* **Objective**
Reproduce the records below in full and exactly, without their images.

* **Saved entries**
--- Start ---
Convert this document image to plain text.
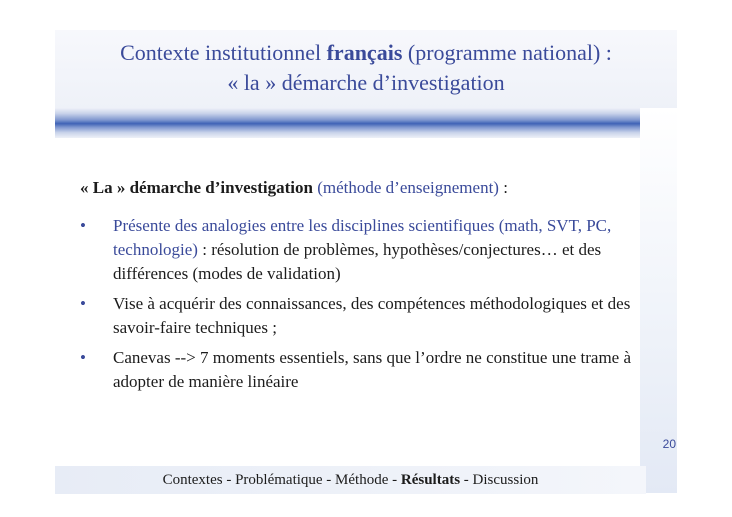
Contexte institutionnel français (programme national) :
« la » démarche d’investigation
« La » démarche d’investigation (méthode d’enseignement) :
• Présente des analogies entre les disciplines scientifiques (math, SVT, PC, technologie) : résolution de problèmes, hypothèses/conjectures… et des différences (modes de validation)
• Vise à acquérir des connaissances, des compétences méthodologiques et des savoir-faire techniques ;
• Canevas --> 7 moments essentiels, sans que l’ordre ne constitue une trame à adopter de manière linéaire
20
Contextes - Problématique - Méthode - Résultats - Discussion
--- End ---
* **Exercise response**
Convert this document image to plain text.
Contexte institutionnel français (programme national) :
« la » démarche d’investigation
« La » démarche d’investigation (méthode d’enseignement) :
• Présente des analogies entre les disciplines scientifiques (math, SVT, PC, technologie) : résolution de problèmes, hypothèses/conjectures… et des différences (modes de validation)
• Vise à acquérir des connaissances, des compétences méthodologiques et des savoir-faire techniques ;
• Canevas --> 7 moments essentiels, sans que l’ordre ne constitue une trame à adopter de manière linéaire
20
Contextes - Problématique - Méthode - Résultats - Discussion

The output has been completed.